* Begin *
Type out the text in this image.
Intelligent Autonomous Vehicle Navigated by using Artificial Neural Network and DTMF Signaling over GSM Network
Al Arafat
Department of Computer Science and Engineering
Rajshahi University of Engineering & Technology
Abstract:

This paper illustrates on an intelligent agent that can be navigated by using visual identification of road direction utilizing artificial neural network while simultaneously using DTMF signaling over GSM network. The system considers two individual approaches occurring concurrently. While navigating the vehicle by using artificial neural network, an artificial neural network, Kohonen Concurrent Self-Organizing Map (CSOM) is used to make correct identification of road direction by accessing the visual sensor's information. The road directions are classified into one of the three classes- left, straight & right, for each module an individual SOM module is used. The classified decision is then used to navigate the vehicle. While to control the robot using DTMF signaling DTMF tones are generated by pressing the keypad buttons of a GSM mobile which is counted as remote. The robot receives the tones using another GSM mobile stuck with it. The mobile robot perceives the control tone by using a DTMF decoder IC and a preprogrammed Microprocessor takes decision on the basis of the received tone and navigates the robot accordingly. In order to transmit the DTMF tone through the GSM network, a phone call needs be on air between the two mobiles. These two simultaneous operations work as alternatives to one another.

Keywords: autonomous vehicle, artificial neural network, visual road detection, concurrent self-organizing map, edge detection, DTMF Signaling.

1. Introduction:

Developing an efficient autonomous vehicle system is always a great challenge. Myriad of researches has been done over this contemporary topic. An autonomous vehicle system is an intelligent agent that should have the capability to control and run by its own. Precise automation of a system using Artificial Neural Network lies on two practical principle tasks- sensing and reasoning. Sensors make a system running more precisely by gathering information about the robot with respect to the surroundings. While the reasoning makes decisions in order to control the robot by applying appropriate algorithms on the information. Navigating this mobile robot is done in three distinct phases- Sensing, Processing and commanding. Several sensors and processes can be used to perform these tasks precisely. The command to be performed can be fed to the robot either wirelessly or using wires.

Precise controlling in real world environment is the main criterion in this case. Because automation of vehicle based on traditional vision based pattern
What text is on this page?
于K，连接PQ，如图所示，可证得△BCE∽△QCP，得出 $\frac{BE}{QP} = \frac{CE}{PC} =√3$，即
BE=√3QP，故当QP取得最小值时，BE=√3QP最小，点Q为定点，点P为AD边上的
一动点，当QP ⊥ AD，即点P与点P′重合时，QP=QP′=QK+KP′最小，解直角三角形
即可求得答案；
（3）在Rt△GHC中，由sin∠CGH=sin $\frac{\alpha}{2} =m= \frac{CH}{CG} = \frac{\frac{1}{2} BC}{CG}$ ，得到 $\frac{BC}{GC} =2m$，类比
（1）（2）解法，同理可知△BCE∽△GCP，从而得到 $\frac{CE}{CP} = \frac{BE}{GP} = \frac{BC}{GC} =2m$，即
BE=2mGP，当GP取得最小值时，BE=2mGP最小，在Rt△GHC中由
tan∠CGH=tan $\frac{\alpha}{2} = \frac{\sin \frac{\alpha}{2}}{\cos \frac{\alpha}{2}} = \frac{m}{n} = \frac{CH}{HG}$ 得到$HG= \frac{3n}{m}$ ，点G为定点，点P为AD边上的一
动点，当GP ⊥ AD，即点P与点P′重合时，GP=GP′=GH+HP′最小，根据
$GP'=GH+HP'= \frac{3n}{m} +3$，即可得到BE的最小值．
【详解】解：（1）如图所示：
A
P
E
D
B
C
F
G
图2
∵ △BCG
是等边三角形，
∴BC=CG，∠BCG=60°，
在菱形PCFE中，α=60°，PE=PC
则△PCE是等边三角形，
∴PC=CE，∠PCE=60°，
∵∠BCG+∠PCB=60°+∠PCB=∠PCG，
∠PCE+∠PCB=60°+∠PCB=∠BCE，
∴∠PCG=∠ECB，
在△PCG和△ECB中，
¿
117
* End *
Copy every line above that holds the word "text".

### Complete output
Type out the text in this image.
What text is on this page?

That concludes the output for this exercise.